[Data records]

## Begin

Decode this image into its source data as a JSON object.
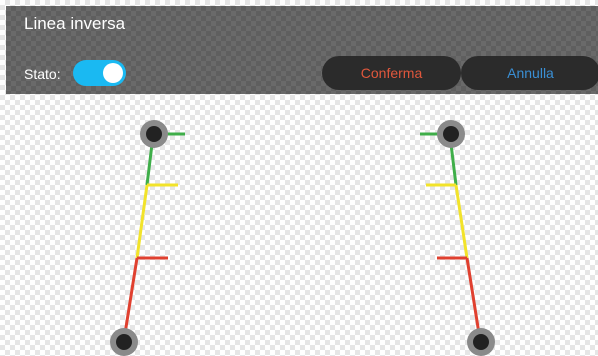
{
  "header": {
    "title": "Linea inversa",
    "stato_label": "Stato:",
    "toggle_on": true,
    "confirm_label": "Conferma",
    "cancel_label": "Annulla"
  },
  "colors": {
    "toggle": "#1ab9f2",
    "confirm_text": "#e0573c",
    "cancel_text": "#3a8fd4",
    "green": "#3fae49",
    "yellow": "#f2e32a",
    "red": "#e0402f",
    "handle_ring": "#8a8a8a",
    "handle_core": "#222222"
  }
}
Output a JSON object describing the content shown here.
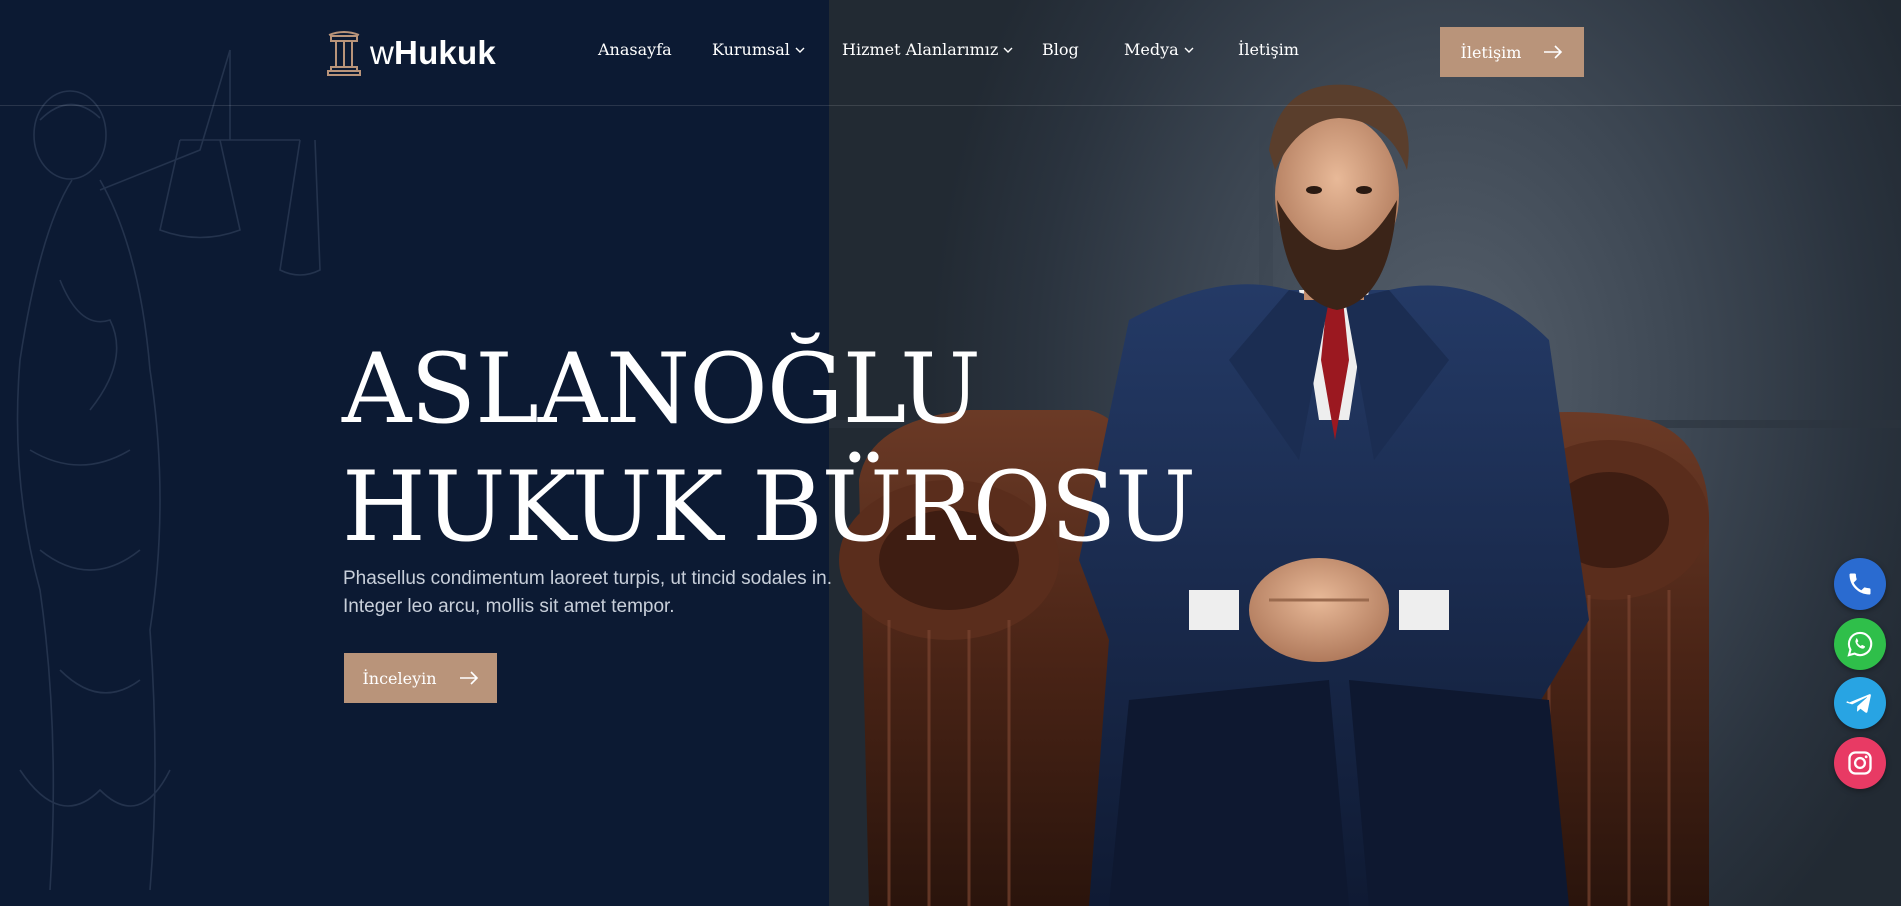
{
  "brand": {
    "prefix": "w",
    "name": "Hukuk"
  },
  "nav": {
    "items": [
      {
        "label": "Anasayfa",
        "has_dropdown": false
      },
      {
        "label": "Kurumsal",
        "has_dropdown": true
      },
      {
        "label": "Hizmet Alanlarımız",
        "has_dropdown": true
      },
      {
        "label": "Blog",
        "has_dropdown": false
      },
      {
        "label": "Medya",
        "has_dropdown": true
      },
      {
        "label": "İletişim",
        "has_dropdown": false
      }
    ],
    "cta_label": "İletişim"
  },
  "hero": {
    "title_line1": "ASLANOĞLU",
    "title_line2": "HUKUK BÜROSU",
    "subtitle": "Phasellus condimentum laoreet turpis, ut tincid sodales in. Integer leo arcu, mollis sit amet tempor.",
    "button_label": "İnceleyin"
  },
  "social": {
    "icons": [
      "phone-icon",
      "whatsapp-icon",
      "telegram-icon",
      "instagram-icon"
    ],
    "colors": {
      "phone": "#2a6bd0",
      "whatsapp": "#2fbf4a",
      "telegram": "#28a4e3",
      "instagram": "#e83a64"
    }
  },
  "colors": {
    "background": "#0c1a33",
    "accent": "#b9947a",
    "text": "#ffffff"
  }
}
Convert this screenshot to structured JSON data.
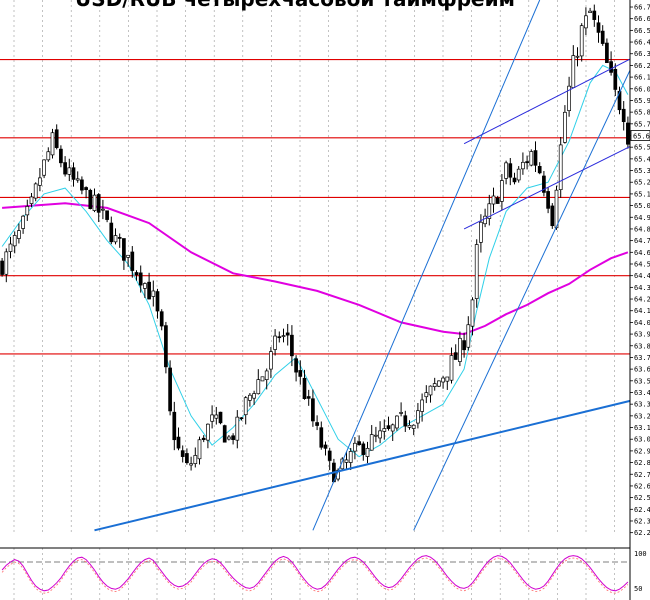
{
  "chart_data": {
    "type": "candlestick",
    "title": "USD/RUB четырехчасовой таймфрейм",
    "timeframe": "H4",
    "y_ticks": [
      62.2,
      62.3,
      62.4,
      62.5,
      62.6,
      62.7,
      62.8,
      62.9,
      63.0,
      63.1,
      63.2,
      63.3,
      63.4,
      63.5,
      63.6,
      63.7,
      63.8,
      63.9,
      64.0,
      64.1,
      64.2,
      64.3,
      64.4,
      64.5,
      64.6,
      64.7,
      64.8,
      64.9,
      65.0,
      65.1,
      65.2,
      65.3,
      65.4,
      65.5,
      65.6,
      65.7,
      65.8,
      65.9,
      66.0,
      66.1,
      66.2,
      66.3,
      66.4,
      66.5,
      66.6,
      66.7
    ],
    "ylim": [
      62.18,
      66.76
    ],
    "current_price_label": "65.6",
    "bar_count": 150,
    "close_path": [
      [
        0,
        64.5
      ],
      [
        4,
        64.75
      ],
      [
        7,
        65.0
      ],
      [
        9,
        65.25
      ],
      [
        12,
        65.55
      ],
      [
        15,
        65.3
      ],
      [
        18,
        65.15
      ],
      [
        21,
        65.05
      ],
      [
        24,
        64.9
      ],
      [
        27,
        64.7
      ],
      [
        30,
        64.55
      ],
      [
        33,
        64.4
      ],
      [
        36,
        64.2
      ],
      [
        38,
        63.9
      ],
      [
        40,
        63.2
      ],
      [
        42,
        62.9
      ],
      [
        44,
        62.75
      ],
      [
        46,
        62.85
      ],
      [
        48,
        63.05
      ],
      [
        50,
        63.15
      ],
      [
        52,
        63.1
      ],
      [
        54,
        63.0
      ],
      [
        56,
        63.1
      ],
      [
        58,
        63.3
      ],
      [
        60,
        63.45
      ],
      [
        63,
        63.6
      ],
      [
        66,
        63.9
      ],
      [
        68,
        63.85
      ],
      [
        70,
        63.6
      ],
      [
        72,
        63.4
      ],
      [
        74,
        63.15
      ],
      [
        76,
        62.95
      ],
      [
        78,
        62.75
      ],
      [
        80,
        62.7
      ],
      [
        83,
        62.85
      ],
      [
        86,
        62.95
      ],
      [
        89,
        63.0
      ],
      [
        92,
        63.05
      ],
      [
        95,
        63.15
      ],
      [
        98,
        63.2
      ],
      [
        100,
        63.3
      ],
      [
        102,
        63.4
      ],
      [
        104,
        63.5
      ],
      [
        106,
        63.6
      ],
      [
        108,
        63.7
      ],
      [
        110,
        63.85
      ],
      [
        112,
        64.2
      ],
      [
        113,
        64.6
      ],
      [
        114,
        64.8
      ],
      [
        116,
        64.95
      ],
      [
        118,
        65.1
      ],
      [
        120,
        65.3
      ],
      [
        122,
        65.2
      ],
      [
        124,
        65.35
      ],
      [
        126,
        65.45
      ],
      [
        128,
        65.3
      ],
      [
        130,
        65.05
      ],
      [
        131,
        64.9
      ],
      [
        132,
        65.2
      ],
      [
        134,
        65.8
      ],
      [
        136,
        66.2
      ],
      [
        138,
        66.5
      ],
      [
        140,
        66.65
      ],
      [
        142,
        66.45
      ],
      [
        144,
        66.2
      ],
      [
        146,
        65.95
      ],
      [
        148,
        65.8
      ],
      [
        149,
        65.6
      ]
    ],
    "indicators": {
      "slow_ma": [
        [
          0,
          64.98
        ],
        [
          15,
          65.02
        ],
        [
          25,
          64.98
        ],
        [
          35,
          64.85
        ],
        [
          45,
          64.6
        ],
        [
          55,
          64.42
        ],
        [
          65,
          64.35
        ],
        [
          75,
          64.27
        ],
        [
          85,
          64.15
        ],
        [
          95,
          64.0
        ],
        [
          105,
          63.92
        ],
        [
          110,
          63.9
        ],
        [
          115,
          63.97
        ],
        [
          120,
          64.07
        ],
        [
          125,
          64.15
        ],
        [
          130,
          64.25
        ],
        [
          135,
          64.33
        ],
        [
          140,
          64.45
        ],
        [
          145,
          64.55
        ],
        [
          150,
          64.6
        ]
      ],
      "fast_ma": [
        [
          0,
          64.65
        ],
        [
          5,
          64.9
        ],
        [
          10,
          65.1
        ],
        [
          15,
          65.15
        ],
        [
          20,
          64.95
        ],
        [
          25,
          64.7
        ],
        [
          30,
          64.5
        ],
        [
          35,
          64.15
        ],
        [
          40,
          63.6
        ],
        [
          45,
          63.2
        ],
        [
          50,
          62.95
        ],
        [
          55,
          63.1
        ],
        [
          60,
          63.3
        ],
        [
          65,
          63.55
        ],
        [
          70,
          63.7
        ],
        [
          75,
          63.35
        ],
        [
          80,
          63.0
        ],
        [
          85,
          62.85
        ],
        [
          90,
          62.95
        ],
        [
          95,
          63.1
        ],
        [
          100,
          63.2
        ],
        [
          105,
          63.3
        ],
        [
          110,
          63.6
        ],
        [
          113,
          64.1
        ],
        [
          116,
          64.55
        ],
        [
          120,
          64.95
        ],
        [
          125,
          65.15
        ],
        [
          130,
          65.2
        ],
        [
          135,
          65.55
        ],
        [
          140,
          66.05
        ],
        [
          143,
          66.2
        ],
        [
          146,
          66.15
        ],
        [
          150,
          65.95
        ]
      ]
    },
    "horizontal_levels": [
      66.25,
      65.58,
      65.07,
      64.4,
      63.73
    ],
    "trendlines": [
      {
        "from": [
          22,
          62.22
        ],
        "to": [
          152,
          63.35
        ],
        "color": "#1a6fd4",
        "width": 2
      },
      {
        "from": [
          74,
          62.22
        ],
        "to": [
          128,
          66.76
        ],
        "color": "#1a6fd4",
        "width": 1
      },
      {
        "from": [
          98,
          62.22
        ],
        "to": [
          152,
          66.35
        ],
        "color": "#1a6fd4",
        "width": 1
      },
      {
        "from": [
          110,
          65.53
        ],
        "to": [
          152,
          66.3
        ],
        "color": "#2b2bdc",
        "width": 1
      },
      {
        "from": [
          110,
          64.8
        ],
        "to": [
          152,
          65.55
        ],
        "color": "#2b2bdc",
        "width": 1
      }
    ],
    "oscillator": {
      "ticks": [
        "100",
        "50"
      ],
      "levels": [
        80,
        50
      ],
      "values": [
        60,
        72,
        80,
        86,
        82,
        70,
        52,
        34,
        20,
        12,
        8,
        10,
        18,
        28,
        40,
        56,
        70,
        82,
        90,
        92,
        86,
        74,
        60,
        44,
        30,
        20,
        14,
        12,
        16,
        26,
        38,
        52,
        66,
        78,
        86,
        90,
        84,
        70,
        56,
        42,
        30,
        22,
        18,
        20,
        26,
        36,
        50,
        64,
        76,
        84,
        88,
        86,
        78,
        66,
        52,
        40,
        30,
        22,
        16,
        14,
        18,
        28,
        42,
        56,
        70,
        82,
        90,
        94,
        90,
        80,
        66,
        50,
        36,
        24,
        16,
        12,
        14,
        22,
        34,
        48,
        62,
        74,
        84,
        90,
        92,
        88,
        80,
        68,
        54,
        40,
        28,
        20,
        16,
        18,
        26,
        38,
        52,
        66,
        78,
        88,
        94,
        96,
        92,
        84,
        72,
        58,
        44,
        32,
        22,
        16,
        14,
        18,
        28,
        42,
        58,
        72,
        84,
        92,
        96,
        94,
        88,
        78,
        64,
        50,
        36,
        24,
        16,
        12,
        14,
        20,
        32,
        48,
        64,
        78,
        88,
        94,
        96,
        94,
        88,
        78,
        66,
        52,
        38,
        26,
        16,
        10,
        8,
        12,
        20,
        30
      ]
    }
  }
}
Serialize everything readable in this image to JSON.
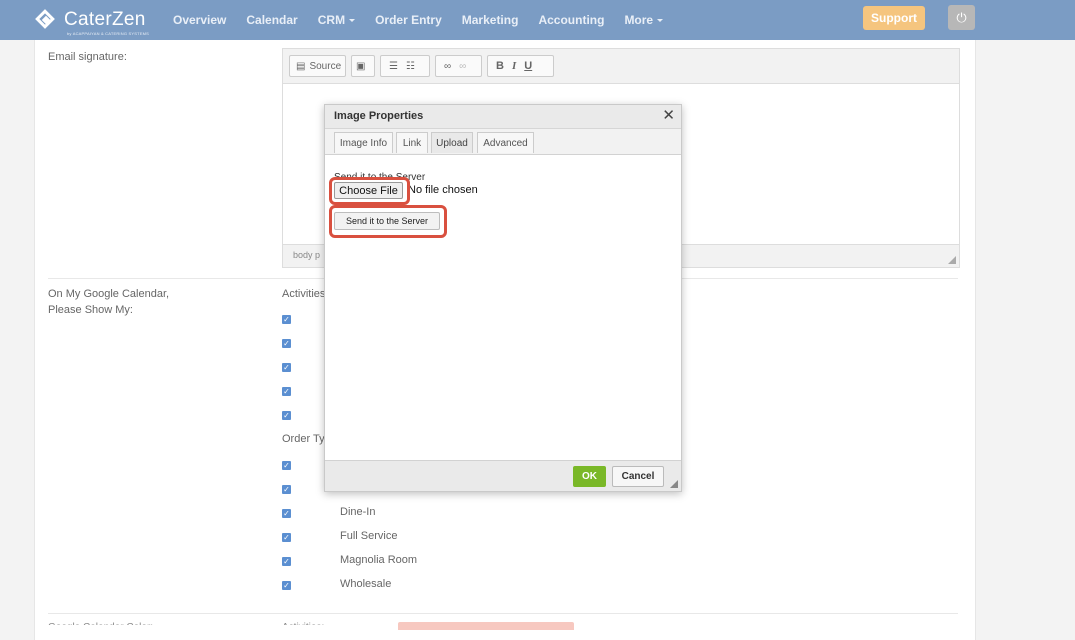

## End

→ PROBLEM STATEMENT:
Find the string "JSON" in the records, then copy each line where it occurs.

→ RESPONSE TO THE TASK:
Decode this image into its source data as a JSON object.
Output a JSON object describing the content shown here.
Convert this screenshot to structured JSON data.
Serialize everything readable in this image to JSON.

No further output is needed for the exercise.